**Exercise data:**
═══

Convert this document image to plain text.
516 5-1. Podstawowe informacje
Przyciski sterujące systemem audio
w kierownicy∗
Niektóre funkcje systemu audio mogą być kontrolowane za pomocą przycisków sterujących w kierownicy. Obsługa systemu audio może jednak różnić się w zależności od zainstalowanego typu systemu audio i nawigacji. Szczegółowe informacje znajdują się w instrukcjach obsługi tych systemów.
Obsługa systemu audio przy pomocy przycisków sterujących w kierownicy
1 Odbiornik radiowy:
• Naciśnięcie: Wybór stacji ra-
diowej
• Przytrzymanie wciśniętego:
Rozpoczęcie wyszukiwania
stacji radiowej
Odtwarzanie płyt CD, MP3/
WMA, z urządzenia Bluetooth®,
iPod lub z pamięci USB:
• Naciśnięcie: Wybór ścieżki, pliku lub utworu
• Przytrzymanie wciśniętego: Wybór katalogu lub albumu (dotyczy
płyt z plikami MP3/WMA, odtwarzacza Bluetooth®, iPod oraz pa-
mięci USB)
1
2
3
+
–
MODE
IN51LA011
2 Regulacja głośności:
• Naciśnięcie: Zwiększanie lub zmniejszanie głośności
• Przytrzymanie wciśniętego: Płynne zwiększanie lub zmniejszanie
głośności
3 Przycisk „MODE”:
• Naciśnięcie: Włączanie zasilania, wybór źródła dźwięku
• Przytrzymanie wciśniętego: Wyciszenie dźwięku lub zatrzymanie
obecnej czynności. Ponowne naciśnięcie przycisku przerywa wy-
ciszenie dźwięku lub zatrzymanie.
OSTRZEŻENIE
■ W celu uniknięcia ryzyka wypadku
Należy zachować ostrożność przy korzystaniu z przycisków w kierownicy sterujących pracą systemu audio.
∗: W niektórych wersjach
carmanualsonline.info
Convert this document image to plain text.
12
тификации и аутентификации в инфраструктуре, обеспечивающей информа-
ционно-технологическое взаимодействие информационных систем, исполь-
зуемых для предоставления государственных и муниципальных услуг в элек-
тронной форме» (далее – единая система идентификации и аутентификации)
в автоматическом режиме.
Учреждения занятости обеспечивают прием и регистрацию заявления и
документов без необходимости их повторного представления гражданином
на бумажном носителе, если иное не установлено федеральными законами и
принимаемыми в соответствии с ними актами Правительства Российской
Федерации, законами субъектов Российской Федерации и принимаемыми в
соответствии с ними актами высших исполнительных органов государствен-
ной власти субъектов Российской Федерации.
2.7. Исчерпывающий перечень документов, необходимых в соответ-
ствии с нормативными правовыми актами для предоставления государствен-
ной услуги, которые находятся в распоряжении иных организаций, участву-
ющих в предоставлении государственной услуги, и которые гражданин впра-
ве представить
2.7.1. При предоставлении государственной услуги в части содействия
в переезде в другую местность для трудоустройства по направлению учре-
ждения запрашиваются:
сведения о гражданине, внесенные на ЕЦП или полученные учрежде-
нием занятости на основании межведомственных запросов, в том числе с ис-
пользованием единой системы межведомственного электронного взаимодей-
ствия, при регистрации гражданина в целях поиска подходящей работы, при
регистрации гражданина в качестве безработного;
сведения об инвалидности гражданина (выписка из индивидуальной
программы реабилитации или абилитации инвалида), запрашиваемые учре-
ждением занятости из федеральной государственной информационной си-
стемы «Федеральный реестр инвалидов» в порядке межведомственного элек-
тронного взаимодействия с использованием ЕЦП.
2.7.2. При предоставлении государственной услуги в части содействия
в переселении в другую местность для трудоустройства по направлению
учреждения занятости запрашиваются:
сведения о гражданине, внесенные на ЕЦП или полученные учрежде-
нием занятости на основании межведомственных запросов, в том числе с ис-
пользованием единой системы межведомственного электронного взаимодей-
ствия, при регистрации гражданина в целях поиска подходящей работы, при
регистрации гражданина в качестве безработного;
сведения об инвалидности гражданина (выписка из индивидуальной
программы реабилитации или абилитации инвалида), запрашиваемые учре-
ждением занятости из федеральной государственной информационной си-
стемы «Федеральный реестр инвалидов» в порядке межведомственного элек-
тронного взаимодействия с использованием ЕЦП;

═══

**Work to do:** Above are the records; retype them all without a single difference.

**Result of the task:**
Convert this document image to plain text.
516 5-1. Podstawowe informacje
Przyciski sterujące systemem audio
w kierownicy∗
Niektóre funkcje systemu audio mogą być kontrolowane za pomocą przycisków sterujących w kierownicy. Obsługa systemu audio może jednak różnić się w zależności od zainstalowanego typu systemu audio i nawigacji. Szczegółowe informacje znajdują się w instrukcjach obsługi tych systemów.
Obsługa systemu audio przy pomocy przycisków sterujących w kierownicy
1 Odbiornik radiowy:
• Naciśnięcie: Wybór stacji ra-
diowej
• Przytrzymanie wciśniętego:
Rozpoczęcie wyszukiwania
stacji radiowej
Odtwarzanie płyt CD, MP3/
WMA, z urządzenia Bluetooth®,
iPod lub z pamięci USB:
• Naciśnięcie: Wybór ścieżki, pliku lub utworu
• Przytrzymanie wciśniętego: Wybór katalogu lub albumu (dotyczy
płyt z plikami MP3/WMA, odtwarzacza Bluetooth®, iPod oraz pa-
mięci USB)
1
2
3
+
–
MODE
IN51LA011
2 Regulacja głośności:
• Naciśnięcie: Zwiększanie lub zmniejszanie głośności
• Przytrzymanie wciśniętego: Płynne zwiększanie lub zmniejszanie
głośności
3 Przycisk „MODE”:
• Naciśnięcie: Włączanie zasilania, wybór źródła dźwięku
• Przytrzymanie wciśniętego: Wyciszenie dźwięku lub zatrzymanie
obecnej czynności. Ponowne naciśnięcie przycisku przerywa wy-
ciszenie dźwięku lub zatrzymanie.
OSTRZEŻENIE
■ W celu uniknięcia ryzyka wypadku
Należy zachować ostrożność przy korzystaniu z przycisków w kierownicy sterujących pracą systemu audio.
∗: W niektórych wersjach
carmanualsonline.info
Convert this document image to plain text.
12
тификации и аутентификации в инфраструктуре, обеспечивающей информа-
ционно-технологическое взаимодействие информационных систем, исполь-
зуемых для предоставления государственных и муниципальных услуг в элек-
тронной форме» (далее – единая система идентификации и аутентификации)
в автоматическом режиме.
Учреждения занятости обеспечивают прием и регистрацию заявления и
документов без необходимости их повторного представления гражданином
на бумажном носителе, если иное не установлено федеральными законами и
принимаемыми в соответствии с ними актами Правительства Российской
Федерации, законами субъектов Российской Федерации и принимаемыми в
соответствии с ними актами высших исполнительных органов государствен-
ной власти субъектов Российской Федерации.
2.7. Исчерпывающий перечень документов, необходимых в соответ-
ствии с нормативными правовыми актами для предоставления государствен-
ной услуги, которые находятся в распоряжении иных организаций, участву-
ющих в предоставлении государственной услуги, и которые гражданин впра-
ве представить
2.7.1. При предоставлении государственной услуги в части содействия
в переезде в другую местность для трудоустройства по направлению учре-
ждения запрашиваются:
сведения о гражданине, внесенные на ЕЦП или полученные учрежде-
нием занятости на основании межведомственных запросов, в том числе с ис-
пользованием единой системы межведомственного электронного взаимодей-
ствия, при регистрации гражданина в целях поиска подходящей работы, при
регистрации гражданина в качестве безработного;
сведения об инвалидности гражданина (выписка из индивидуальной
программы реабилитации или абилитации инвалида), запрашиваемые учре-
ждением занятости из федеральной государственной информационной си-
стемы «Федеральный реестр инвалидов» в порядке межведомственного элек-
тронного взаимодействия с использованием ЕЦП.
2.7.2. При предоставлении государственной услуги в части содействия
в переселении в другую местность для трудоустройства по направлению
учреждения занятости запрашиваются:
сведения о гражданине, внесенные на ЕЦП или полученные учрежде-
нием занятости на основании межведомственных запросов, в том числе с ис-
пользованием единой системы межведомственного электронного взаимодей-
ствия, при регистрации гражданина в целях поиска подходящей работы, при
регистрации гражданина в качестве безработного;
сведения об инвалидности гражданина (выписка из индивидуальной
программы реабилитации или абилитации инвалида), запрашиваемые учре-
ждением занятости из федеральной государственной информационной си-
стемы «Федеральный реестр инвалидов» в порядке межведомственного элек-
тронного взаимодействия с использованием ЕЦП;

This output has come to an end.